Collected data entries
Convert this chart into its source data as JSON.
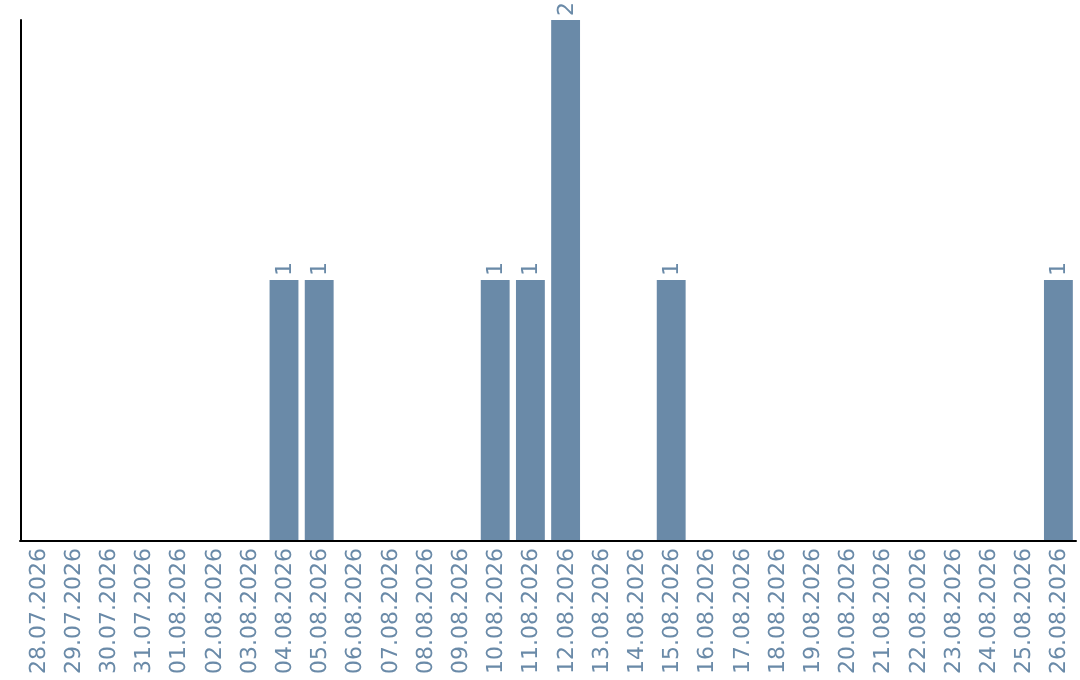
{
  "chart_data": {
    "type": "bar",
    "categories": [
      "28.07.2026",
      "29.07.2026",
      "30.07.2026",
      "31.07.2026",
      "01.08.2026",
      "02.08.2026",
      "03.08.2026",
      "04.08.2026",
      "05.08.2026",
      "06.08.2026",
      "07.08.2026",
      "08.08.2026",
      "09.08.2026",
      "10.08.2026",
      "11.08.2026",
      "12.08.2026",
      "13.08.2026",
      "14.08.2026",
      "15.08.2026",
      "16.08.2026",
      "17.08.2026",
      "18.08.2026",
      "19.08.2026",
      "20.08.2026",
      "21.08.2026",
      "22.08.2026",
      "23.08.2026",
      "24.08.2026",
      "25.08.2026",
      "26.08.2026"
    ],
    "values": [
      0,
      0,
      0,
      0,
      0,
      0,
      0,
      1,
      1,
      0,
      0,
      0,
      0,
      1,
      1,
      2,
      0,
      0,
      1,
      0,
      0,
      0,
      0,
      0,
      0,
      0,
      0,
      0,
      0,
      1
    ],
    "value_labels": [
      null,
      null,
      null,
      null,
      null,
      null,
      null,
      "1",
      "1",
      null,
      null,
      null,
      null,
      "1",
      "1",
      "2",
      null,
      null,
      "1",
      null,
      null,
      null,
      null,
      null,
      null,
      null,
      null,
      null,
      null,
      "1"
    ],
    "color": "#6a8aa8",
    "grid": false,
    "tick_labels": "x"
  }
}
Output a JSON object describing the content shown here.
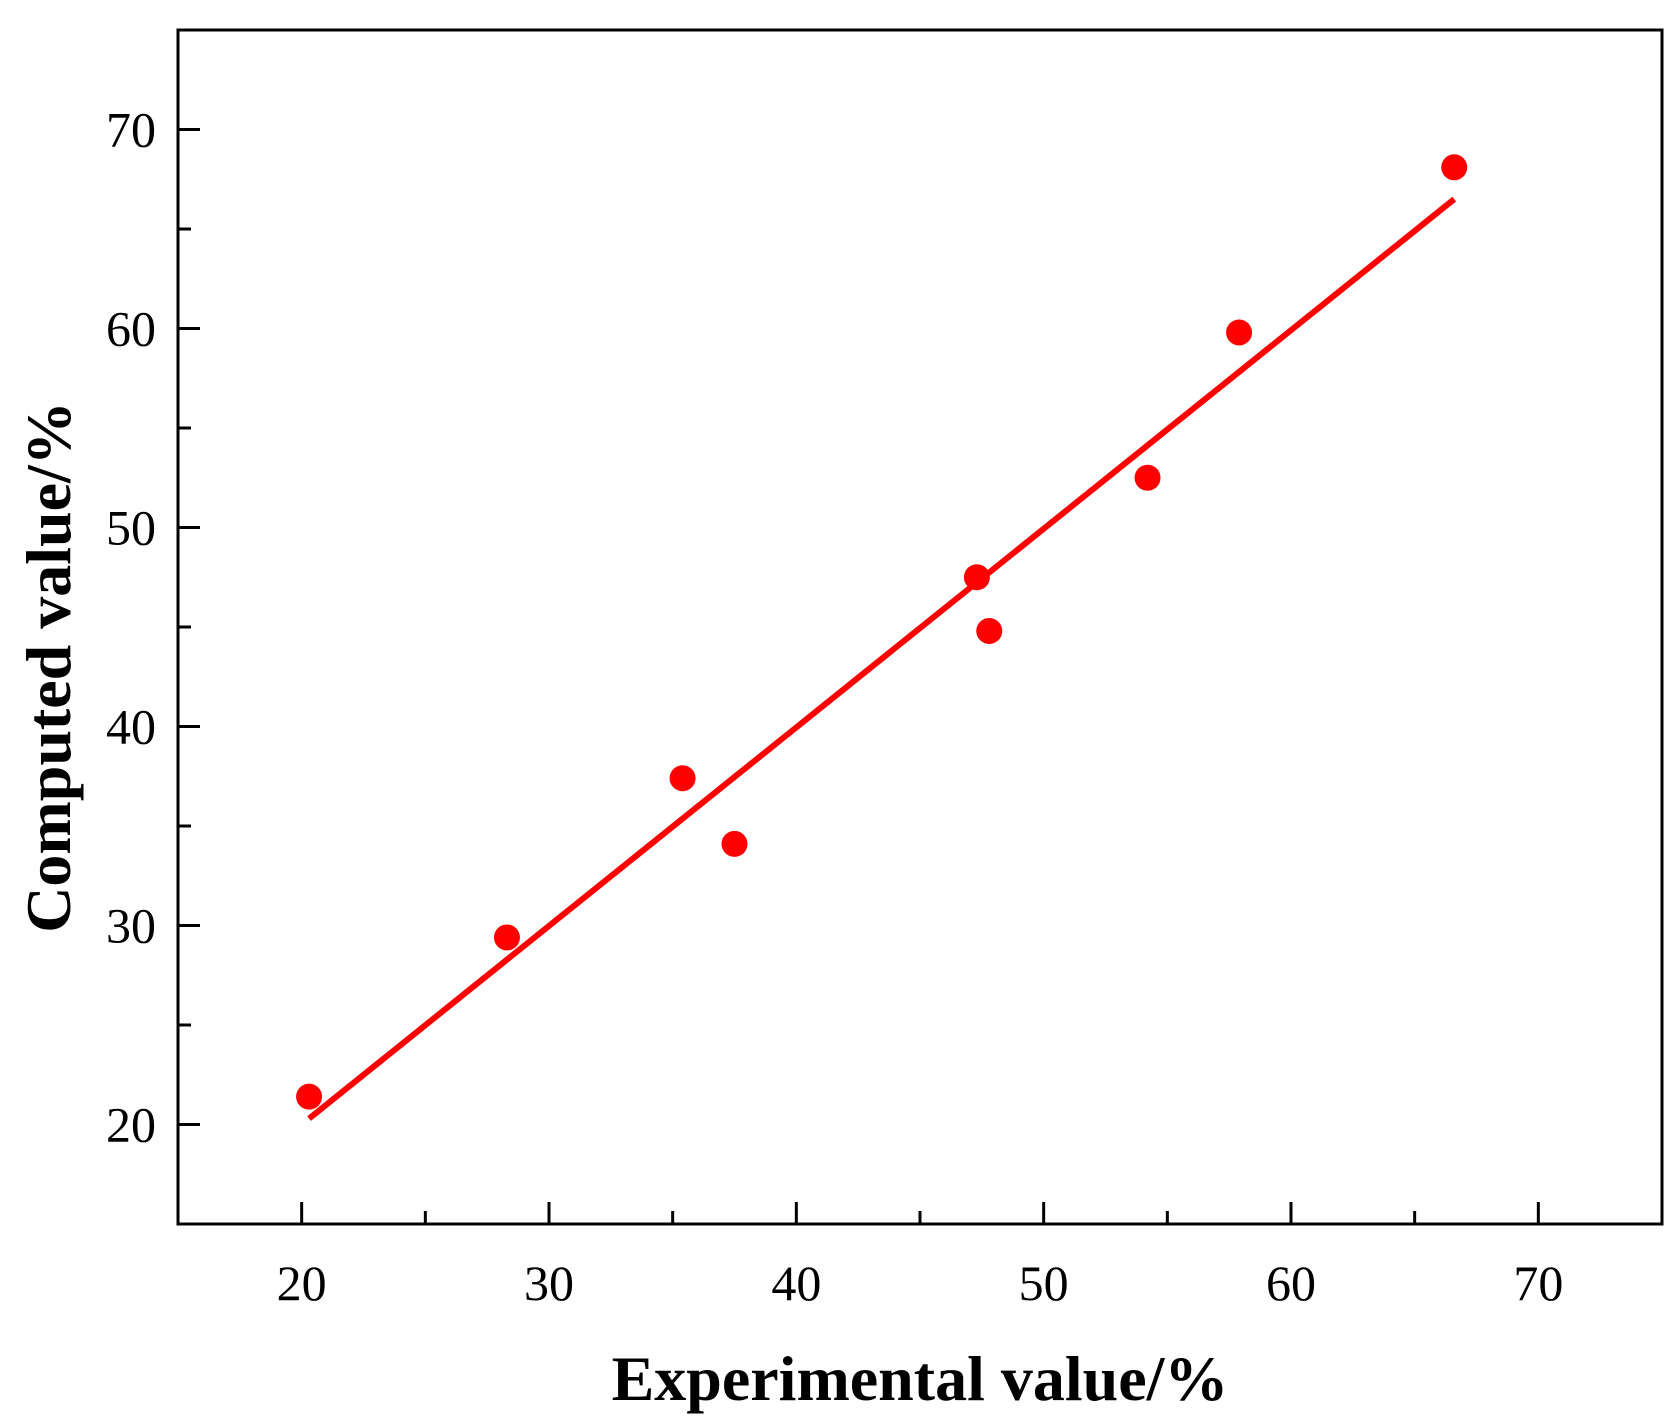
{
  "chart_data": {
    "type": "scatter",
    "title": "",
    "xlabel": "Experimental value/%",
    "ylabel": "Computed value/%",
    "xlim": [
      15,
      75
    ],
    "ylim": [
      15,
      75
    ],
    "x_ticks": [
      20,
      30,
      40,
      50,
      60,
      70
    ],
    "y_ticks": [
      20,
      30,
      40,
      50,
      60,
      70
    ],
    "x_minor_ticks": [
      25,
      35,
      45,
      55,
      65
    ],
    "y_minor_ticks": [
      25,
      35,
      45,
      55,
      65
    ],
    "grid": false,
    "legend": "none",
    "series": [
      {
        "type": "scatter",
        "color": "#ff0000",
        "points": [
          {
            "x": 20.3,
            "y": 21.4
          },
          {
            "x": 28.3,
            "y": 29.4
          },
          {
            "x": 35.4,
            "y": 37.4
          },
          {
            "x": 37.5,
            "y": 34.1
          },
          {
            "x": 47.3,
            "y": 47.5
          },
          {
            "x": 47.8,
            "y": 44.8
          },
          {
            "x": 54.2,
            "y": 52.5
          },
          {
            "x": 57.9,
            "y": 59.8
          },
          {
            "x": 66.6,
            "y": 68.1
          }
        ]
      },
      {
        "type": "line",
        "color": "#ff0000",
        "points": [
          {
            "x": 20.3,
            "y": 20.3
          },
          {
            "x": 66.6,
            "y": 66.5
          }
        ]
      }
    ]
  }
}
---
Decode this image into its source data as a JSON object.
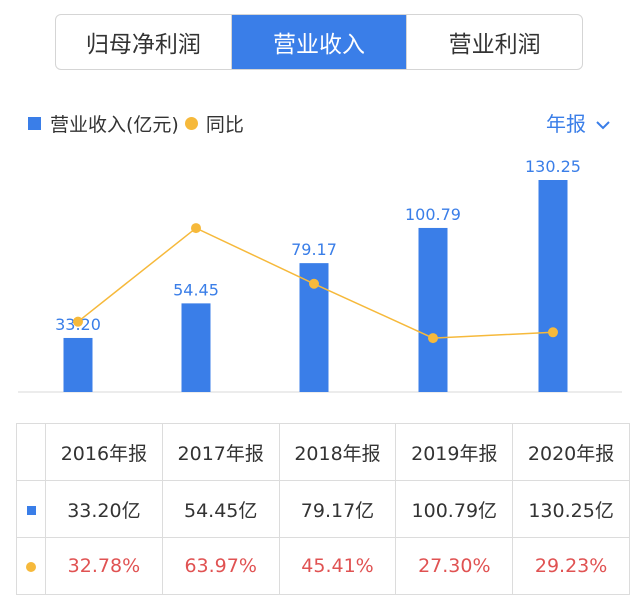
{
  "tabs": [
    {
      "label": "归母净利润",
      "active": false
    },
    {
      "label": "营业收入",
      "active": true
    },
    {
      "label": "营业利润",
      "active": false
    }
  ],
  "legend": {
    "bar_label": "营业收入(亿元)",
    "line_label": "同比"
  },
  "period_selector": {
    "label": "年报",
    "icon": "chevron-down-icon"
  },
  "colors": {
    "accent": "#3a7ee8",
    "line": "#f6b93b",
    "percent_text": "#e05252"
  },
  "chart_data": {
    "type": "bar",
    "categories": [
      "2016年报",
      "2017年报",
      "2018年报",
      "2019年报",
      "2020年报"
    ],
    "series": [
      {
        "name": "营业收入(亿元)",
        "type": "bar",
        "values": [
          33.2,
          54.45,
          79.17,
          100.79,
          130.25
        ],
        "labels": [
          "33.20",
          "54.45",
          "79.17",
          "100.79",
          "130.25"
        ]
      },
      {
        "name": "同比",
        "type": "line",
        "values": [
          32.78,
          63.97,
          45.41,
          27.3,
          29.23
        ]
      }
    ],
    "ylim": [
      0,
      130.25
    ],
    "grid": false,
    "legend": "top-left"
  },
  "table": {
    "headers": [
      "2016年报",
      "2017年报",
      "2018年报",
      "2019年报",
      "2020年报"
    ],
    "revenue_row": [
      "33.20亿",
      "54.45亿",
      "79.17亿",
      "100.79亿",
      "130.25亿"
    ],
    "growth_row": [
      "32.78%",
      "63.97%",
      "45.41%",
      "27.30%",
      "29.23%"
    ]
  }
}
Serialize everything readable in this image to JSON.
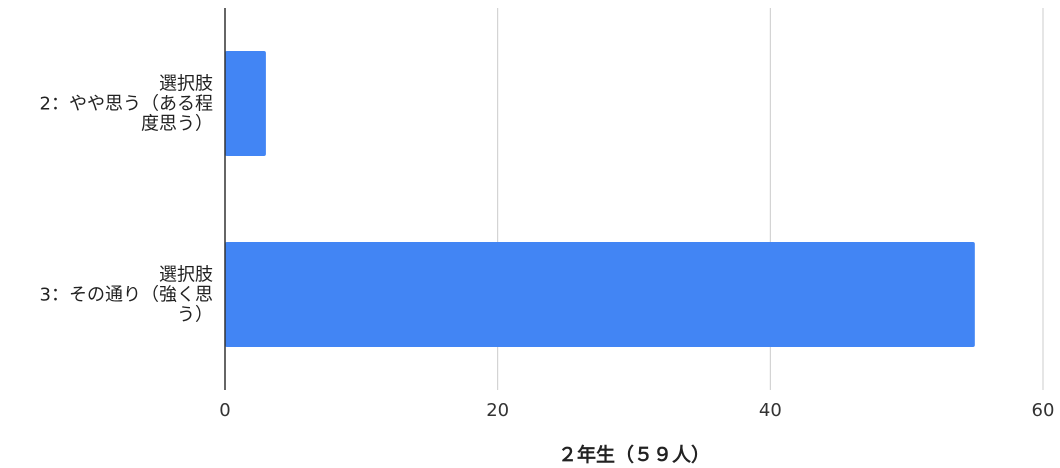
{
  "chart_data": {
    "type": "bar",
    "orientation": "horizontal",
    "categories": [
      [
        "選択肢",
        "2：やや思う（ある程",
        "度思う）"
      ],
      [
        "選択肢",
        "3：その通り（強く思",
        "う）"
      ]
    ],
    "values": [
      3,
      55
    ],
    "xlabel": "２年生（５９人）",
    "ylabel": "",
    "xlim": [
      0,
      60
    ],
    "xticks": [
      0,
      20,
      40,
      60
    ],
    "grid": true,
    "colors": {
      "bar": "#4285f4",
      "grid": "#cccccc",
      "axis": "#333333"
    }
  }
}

→ **Set exercise**
Look through the lines above and collect those with the word "营业收入".

→ **Task answer**
      "label": "营业收入",
    "bar_label": "营业收入(亿元)",
        "name": "营业收入(亿元)",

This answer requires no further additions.